◆ BRIEF
Where a line contains the string "sans", copy that line.

◆ ROWS

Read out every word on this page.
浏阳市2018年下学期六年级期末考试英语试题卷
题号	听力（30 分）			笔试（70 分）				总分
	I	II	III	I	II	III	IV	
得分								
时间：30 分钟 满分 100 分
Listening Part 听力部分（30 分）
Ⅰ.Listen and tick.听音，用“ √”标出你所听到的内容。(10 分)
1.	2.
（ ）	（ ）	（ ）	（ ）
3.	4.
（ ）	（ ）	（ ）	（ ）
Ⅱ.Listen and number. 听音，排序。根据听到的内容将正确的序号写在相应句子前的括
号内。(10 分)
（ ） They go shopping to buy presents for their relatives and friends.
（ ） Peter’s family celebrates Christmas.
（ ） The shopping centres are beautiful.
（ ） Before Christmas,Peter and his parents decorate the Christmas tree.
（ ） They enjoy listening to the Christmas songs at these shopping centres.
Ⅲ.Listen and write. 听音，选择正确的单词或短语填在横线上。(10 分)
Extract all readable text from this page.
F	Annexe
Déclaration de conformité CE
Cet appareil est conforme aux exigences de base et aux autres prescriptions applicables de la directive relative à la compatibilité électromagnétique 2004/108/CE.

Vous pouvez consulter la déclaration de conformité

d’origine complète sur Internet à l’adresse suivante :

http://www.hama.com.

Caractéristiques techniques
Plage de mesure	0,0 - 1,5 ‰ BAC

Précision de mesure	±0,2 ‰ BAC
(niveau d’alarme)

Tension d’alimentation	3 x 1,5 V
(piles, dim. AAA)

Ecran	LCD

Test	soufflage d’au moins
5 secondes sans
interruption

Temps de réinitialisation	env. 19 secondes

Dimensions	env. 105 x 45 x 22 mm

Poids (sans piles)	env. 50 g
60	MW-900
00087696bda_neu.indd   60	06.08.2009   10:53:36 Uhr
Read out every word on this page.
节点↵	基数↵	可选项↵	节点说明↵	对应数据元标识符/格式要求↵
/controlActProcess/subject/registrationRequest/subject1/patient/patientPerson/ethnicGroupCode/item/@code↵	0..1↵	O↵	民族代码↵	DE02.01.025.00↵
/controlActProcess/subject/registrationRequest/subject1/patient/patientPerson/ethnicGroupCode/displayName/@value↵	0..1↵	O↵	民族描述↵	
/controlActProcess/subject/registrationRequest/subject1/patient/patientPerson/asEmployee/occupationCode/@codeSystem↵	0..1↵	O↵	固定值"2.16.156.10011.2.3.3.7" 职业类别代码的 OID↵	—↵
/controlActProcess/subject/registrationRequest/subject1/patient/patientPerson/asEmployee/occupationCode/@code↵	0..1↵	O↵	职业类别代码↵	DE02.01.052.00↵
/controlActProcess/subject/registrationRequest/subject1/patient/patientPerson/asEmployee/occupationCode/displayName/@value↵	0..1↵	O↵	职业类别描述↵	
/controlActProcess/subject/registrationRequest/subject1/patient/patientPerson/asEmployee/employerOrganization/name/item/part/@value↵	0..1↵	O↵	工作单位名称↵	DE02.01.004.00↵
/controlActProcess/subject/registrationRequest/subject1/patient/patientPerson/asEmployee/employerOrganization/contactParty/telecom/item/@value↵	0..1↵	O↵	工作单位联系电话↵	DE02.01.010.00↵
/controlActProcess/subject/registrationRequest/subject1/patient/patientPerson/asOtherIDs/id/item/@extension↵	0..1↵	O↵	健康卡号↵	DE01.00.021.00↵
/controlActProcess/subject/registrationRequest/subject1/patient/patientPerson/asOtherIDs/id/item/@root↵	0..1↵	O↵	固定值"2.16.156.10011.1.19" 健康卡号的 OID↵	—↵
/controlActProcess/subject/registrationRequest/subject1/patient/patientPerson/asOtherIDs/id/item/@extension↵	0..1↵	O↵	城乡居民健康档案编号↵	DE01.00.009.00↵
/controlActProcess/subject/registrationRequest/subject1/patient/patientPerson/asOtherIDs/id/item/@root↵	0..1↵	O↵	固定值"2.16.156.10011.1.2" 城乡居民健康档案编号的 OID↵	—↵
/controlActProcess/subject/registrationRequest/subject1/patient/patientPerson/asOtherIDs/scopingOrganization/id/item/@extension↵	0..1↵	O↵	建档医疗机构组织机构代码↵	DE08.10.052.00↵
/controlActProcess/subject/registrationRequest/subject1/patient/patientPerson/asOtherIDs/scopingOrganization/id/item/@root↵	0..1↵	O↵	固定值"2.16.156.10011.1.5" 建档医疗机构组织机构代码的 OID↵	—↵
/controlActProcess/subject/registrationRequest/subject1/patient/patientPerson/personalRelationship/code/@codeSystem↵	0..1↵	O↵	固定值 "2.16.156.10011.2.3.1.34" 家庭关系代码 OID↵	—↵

◆ RESPONSE FOR THIS EXERCISE
5 secondes sans
Poids (sans piles)	env. 50 g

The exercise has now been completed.